▶ [Source data]:
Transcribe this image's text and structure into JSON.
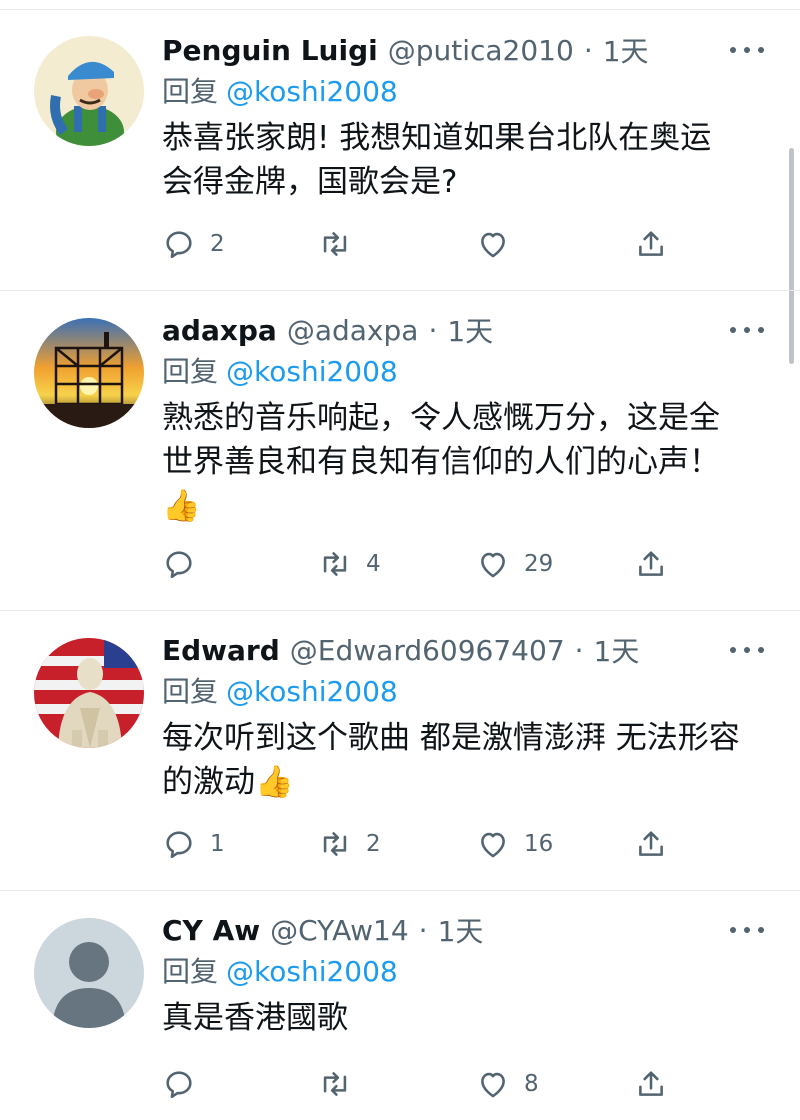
{
  "reply_prefix": "回复",
  "tweets": [
    {
      "name": "Penguin Luigi",
      "handle": "@putica2010",
      "time": "1天",
      "reply_to": "@koshi2008",
      "text": "恭喜张家朗! 我想知道如果台北队在奥运\n会得金牌，国歌会是?",
      "reply_count": "2",
      "retweet_count": "",
      "like_count": "",
      "avatar": "cartoon-plumber-avatar"
    },
    {
      "name": "adaxpa",
      "handle": "@adaxpa",
      "time": "1天",
      "reply_to": "@koshi2008",
      "text": "熟悉的音乐响起，令人感慨万分，这是全\n世界善良和有良知有信仰的人们的心声！\n👍",
      "reply_count": "",
      "retweet_count": "4",
      "like_count": "29",
      "avatar": "sunset-scaffold-avatar"
    },
    {
      "name": "Edward",
      "handle": "@Edward60967407",
      "time": "1天",
      "reply_to": "@koshi2008",
      "text": "每次听到这个歌曲 都是激情澎湃 无法形容\n的激动👍",
      "reply_count": "1",
      "retweet_count": "2",
      "like_count": "16",
      "avatar": "statue-flag-avatar"
    },
    {
      "name": "CY Aw",
      "handle": "@CYAw14",
      "time": "1天",
      "reply_to": "@koshi2008",
      "text": "真是香港國歌",
      "reply_count": "",
      "retweet_count": "",
      "like_count": "8",
      "avatar": "default-profile-avatar"
    }
  ],
  "colors": {
    "text": "#0f1419",
    "secondary": "#536471",
    "link": "#1d9bf0",
    "divider": "#e6e9ec"
  },
  "icons": [
    "reply-icon",
    "retweet-icon",
    "like-icon",
    "share-icon",
    "more-icon"
  ]
}
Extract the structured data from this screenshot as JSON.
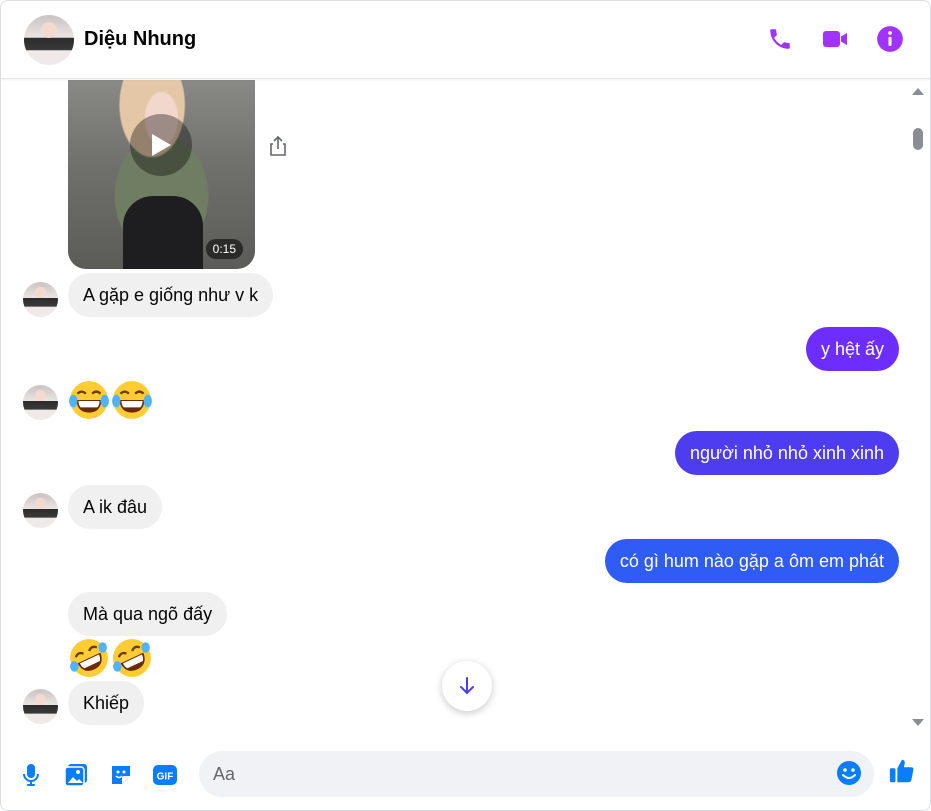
{
  "colors": {
    "accent": "#a033ff",
    "blue": "#0a7cff",
    "out_bubble_1": "#6e2dff",
    "out_bubble_2": "#4d3cf0",
    "out_bubble_3": "#2f5cf5"
  },
  "header": {
    "contact_name": "Diệu Nhung",
    "icons": [
      "phone-icon",
      "video-call-icon",
      "info-icon"
    ]
  },
  "video": {
    "duration": "0:15"
  },
  "messages": [
    {
      "side": "in",
      "text": "A gặp e giống như v k"
    },
    {
      "side": "out",
      "text": "y hệt ấy"
    },
    {
      "side": "in",
      "emoji": "😂😂"
    },
    {
      "side": "out",
      "text": "người nhỏ nhỏ xinh xinh"
    },
    {
      "side": "in",
      "text": "A ik đâu"
    },
    {
      "side": "out",
      "text": "có gì hum nào gặp a ôm em phát"
    },
    {
      "side": "in",
      "text": "Mà qua ngõ đấy"
    },
    {
      "side": "in",
      "emoji": "🤣🤣"
    },
    {
      "side": "in",
      "text": "Khiếp"
    }
  ],
  "composer": {
    "placeholder": "Aa",
    "icons": [
      "microphone-icon",
      "photo-icon",
      "sticker-icon",
      "gif-icon",
      "emoji-icon",
      "like-icon"
    ]
  }
}
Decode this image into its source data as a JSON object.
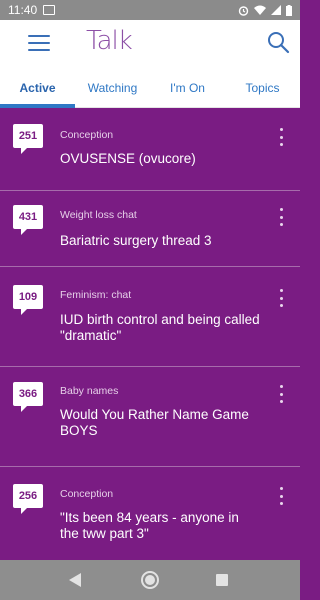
{
  "status_bar": {
    "time": "11:40"
  },
  "app_bar": {
    "logo": "Talk",
    "menu_icon": "hamburger-menu-icon",
    "search_icon": "search-icon"
  },
  "tabs": [
    {
      "label": "Active",
      "selected": true
    },
    {
      "label": "Watching",
      "selected": false
    },
    {
      "label": "I'm On",
      "selected": false
    },
    {
      "label": "Topics",
      "selected": false
    }
  ],
  "threads": [
    {
      "count": "251",
      "category": "Conception",
      "title": "OVUSENSE (ovucore)"
    },
    {
      "count": "431",
      "category": "Weight loss chat",
      "title": "Bariatric surgery thread 3"
    },
    {
      "count": "109",
      "category": "Feminism: chat",
      "title": "IUD birth control and being called \"dramatic\""
    },
    {
      "count": "366",
      "category": "Baby names",
      "title": "Would You Rather Name Game BOYS"
    },
    {
      "count": "256",
      "category": "Conception",
      "title": "\"Its been 84 years - anyone in the tww part 3\""
    }
  ],
  "colors": {
    "list_background": "#7a1c83",
    "accent_blue": "#2f78c5",
    "logo_purple": "#8c4fa6"
  }
}
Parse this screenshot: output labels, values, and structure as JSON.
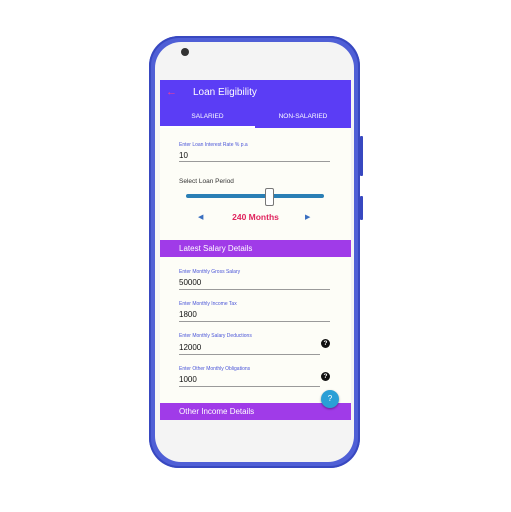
{
  "app": {
    "title": "Loan Eligibility",
    "back_icon": "arrow-left-icon"
  },
  "tabs": [
    {
      "label": "SALARIED",
      "active": true
    },
    {
      "label": "NON-SALARIED",
      "active": false
    }
  ],
  "interest": {
    "label": "Enter Loan Interest Rate % p.a",
    "value": "10"
  },
  "loan_period": {
    "label": "Select Loan Period",
    "value_text": "240 Months",
    "slider_fraction": 0.6
  },
  "salary_section": {
    "title": "Latest Salary Details",
    "fields": [
      {
        "label": "Enter Monthly Gross Salary",
        "value": "50000"
      },
      {
        "label": "Enter Monthly Income Tax",
        "value": "1800"
      },
      {
        "label": "Enter Monthly Salary Deductions",
        "value": "12000"
      },
      {
        "label": "Enter Other Monthly Obligations",
        "value": "1000"
      }
    ]
  },
  "other_section": {
    "title": "Other Income Details"
  },
  "colors": {
    "primary": "#5b3df5",
    "section": "#a03be8",
    "accent_text": "#e0245e",
    "phone_body": "#4f5fd6"
  }
}
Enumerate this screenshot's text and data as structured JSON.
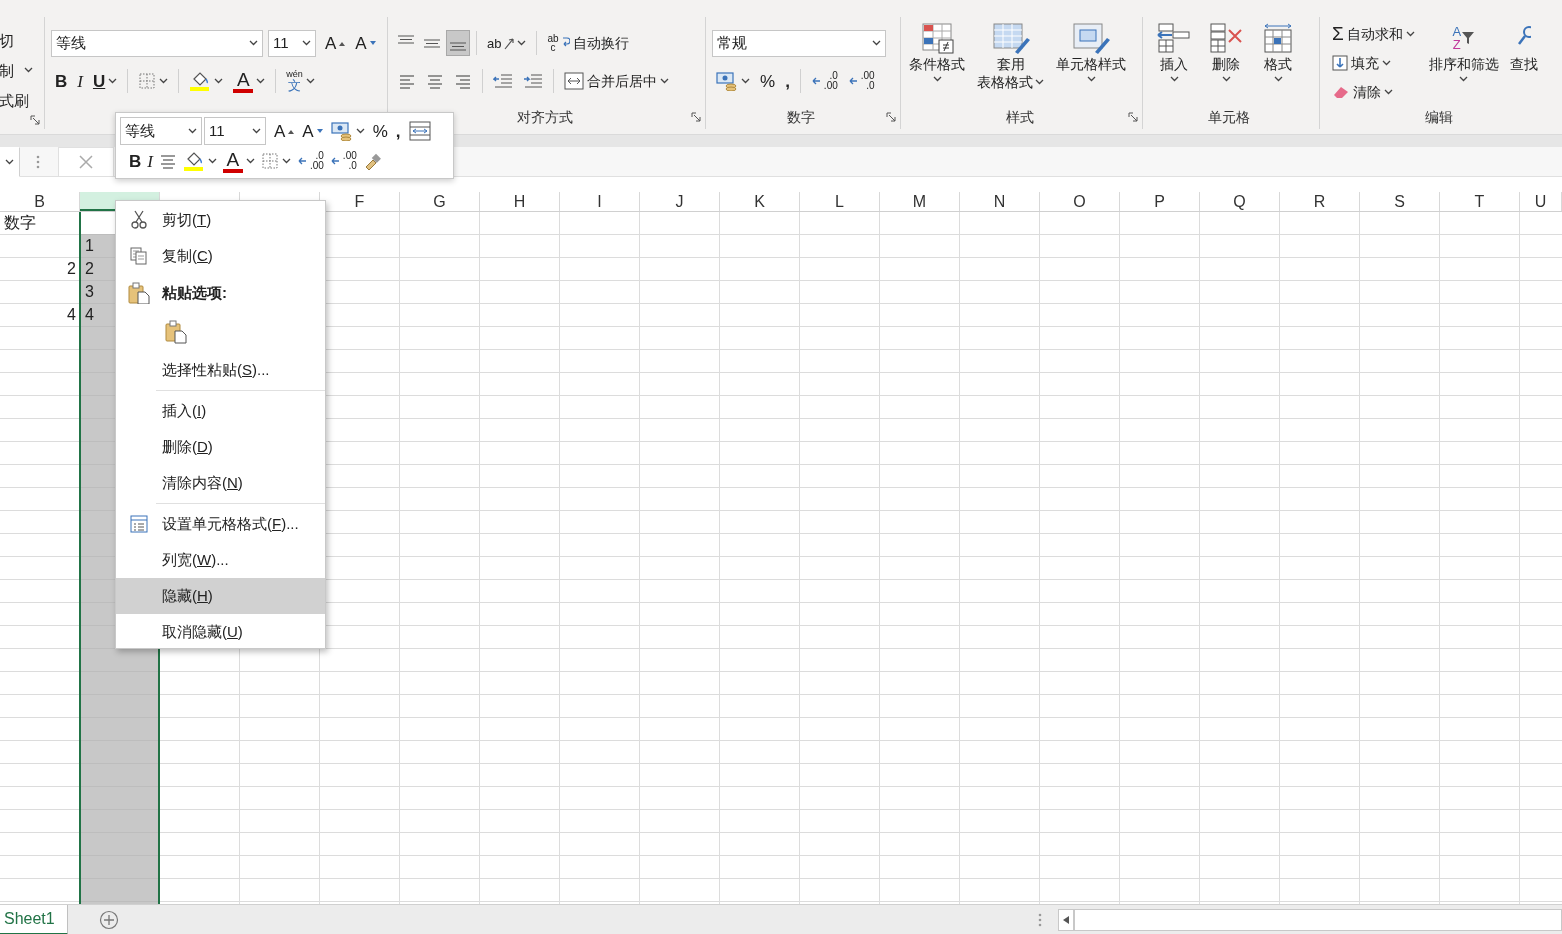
{
  "clipboard_group": {
    "buttons": [
      {
        "label": "切",
        "dropdown": false
      },
      {
        "label": "制",
        "dropdown": true
      },
      {
        "label": "式刷",
        "dropdown": false
      }
    ]
  },
  "font_group": {
    "font_name": "等线",
    "font_size": "11",
    "grow_glyph": "A",
    "shrink_glyph": "A",
    "bold": "B",
    "italic": "I",
    "underline": "U",
    "font_color_glyph": "A",
    "phonetic_glyphs": [
      "wén",
      "文"
    ]
  },
  "alignment_group": {
    "label": "对齐方式",
    "vertical_align": [
      {
        "selected": false
      },
      {
        "selected": false
      },
      {
        "selected": true
      }
    ],
    "orientation_glyph": "ab",
    "wrap_glyphs": [
      "ab",
      "c"
    ],
    "wrap_text": "自动换行",
    "merge_center": "合并后居中"
  },
  "number_group": {
    "label": "数字",
    "format": "常规",
    "percent": "%",
    "comma": ",",
    "increase_decimal": [
      ".0",
      ".00"
    ],
    "decrease_decimal": [
      ".00",
      ".0"
    ]
  },
  "styles_group": {
    "label": "样式",
    "buttons": [
      {
        "lines": [
          "条件格式"
        ]
      },
      {
        "lines": [
          "套用",
          "表格格式"
        ]
      },
      {
        "lines": [
          "单元格样式"
        ]
      }
    ]
  },
  "cells_group": {
    "label": "单元格",
    "buttons": [
      "插入",
      "删除",
      "格式"
    ]
  },
  "editing_group": {
    "label": "编辑",
    "autosum_glyph": "Σ",
    "small_buttons": [
      "自动求和",
      "填充",
      "清除"
    ],
    "sort_glyphs": [
      "A",
      "Z"
    ],
    "sort_filter": "排序和筛选",
    "find": "查找"
  },
  "mini_toolbar": {
    "font_name": "等线",
    "font_size": "11",
    "grow_glyph": "A",
    "shrink_glyph": "A",
    "percent": "%",
    "comma": ",",
    "bold": "B",
    "italic": "I",
    "font_color_glyph": "A",
    "increase_decimal": [
      ".0",
      ".00"
    ],
    "decrease_decimal": [
      ".00",
      ".0"
    ]
  },
  "sheet": {
    "columns": [
      {
        "label": "B",
        "selected": false
      },
      {
        "selected": true
      },
      {
        "selected": false
      },
      {
        "selected": false
      },
      {
        "label": "F",
        "selected": false
      },
      {
        "label": "G",
        "selected": false
      },
      {
        "label": "H",
        "selected": false
      },
      {
        "label": "I",
        "selected": false
      },
      {
        "label": "J",
        "selected": false
      },
      {
        "label": "K",
        "selected": false
      },
      {
        "label": "L",
        "selected": false
      },
      {
        "label": "M",
        "selected": false
      },
      {
        "label": "N",
        "selected": false
      },
      {
        "label": "O",
        "selected": false
      },
      {
        "label": "P",
        "selected": false
      },
      {
        "label": "Q",
        "selected": false
      },
      {
        "label": "R",
        "selected": false
      },
      {
        "label": "S",
        "selected": false
      },
      {
        "label": "T",
        "selected": false
      },
      {
        "label": "U",
        "selected": false
      }
    ],
    "rows": [
      {
        "column_b": {
          "text": "数字",
          "right_aligned": false
        },
        "c_active": true
      },
      {
        "column_c": {
          "text": "1",
          "right_aligned": false
        },
        "c_active": false
      },
      {
        "column_b": {
          "text": "2",
          "right_aligned": true
        },
        "column_c": {
          "text": "2",
          "right_aligned": false
        },
        "c_active": false
      },
      {
        "column_c": {
          "text": "3",
          "right_aligned": false
        },
        "c_active": false
      },
      {
        "column_b": {
          "text": "4",
          "right_aligned": true
        },
        "column_c": {
          "text": "4",
          "right_aligned": false
        },
        "c_active": false
      }
    ]
  },
  "context_menu": {
    "items": [
      {
        "kind": "command",
        "has_icon": true,
        "text": "剪切(",
        "key": "T",
        "tail": ")",
        "selected": false
      },
      {
        "kind": "command",
        "has_icon": true,
        "text": "复制(",
        "key": "C",
        "tail": ")",
        "selected": false
      },
      {
        "kind": "header",
        "has_icon": true,
        "text": "粘贴选项:",
        "selected": false
      },
      {
        "kind": "paste_option",
        "selected": false
      },
      {
        "kind": "command",
        "has_icon": false,
        "text": "选择性粘贴(",
        "key": "S",
        "tail": ")...",
        "selected": false
      },
      {
        "kind": "separator"
      },
      {
        "kind": "command",
        "has_icon": false,
        "text": "插入(",
        "key": "I",
        "tail": ")",
        "selected": false
      },
      {
        "kind": "command",
        "has_icon": false,
        "text": "删除(",
        "key": "D",
        "tail": ")",
        "selected": false
      },
      {
        "kind": "command",
        "has_icon": false,
        "text": "清除内容(",
        "key": "N",
        "tail": ")",
        "selected": false
      },
      {
        "kind": "separator"
      },
      {
        "kind": "command",
        "has_icon": true,
        "text": "设置单元格格式(",
        "key": "F",
        "tail": ")...",
        "selected": false
      },
      {
        "kind": "command",
        "has_icon": false,
        "text": "列宽(",
        "key": "W",
        "tail": ")...",
        "selected": false
      },
      {
        "kind": "command",
        "has_icon": false,
        "text": "隐藏(",
        "key": "H",
        "tail": ")",
        "selected": true
      },
      {
        "kind": "command",
        "has_icon": false,
        "text": "取消隐藏(",
        "key": "U",
        "tail": ")",
        "selected": false
      }
    ]
  },
  "sheet_tabs": [
    {
      "label": "Sheet1",
      "selected": true
    }
  ]
}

▶ [What you are asked to do]:
Look through the listing and extract every line with "title" in it.

▶ [Reply to the task]:
      "title": "OVUSENSE (ovucore)"
      "title": "Bariatric surgery thread 3"
      "title": "IUD birth control and being called \"dramatic\""
      "title": "Would You Rather Name Game BOYS"
      "title": "\"Its been 84 years - anyone in the tww part 3\""
    "title": "Loan Eligibility",
    "title": "Latest Salary Details",
    "title": "Other Income Details"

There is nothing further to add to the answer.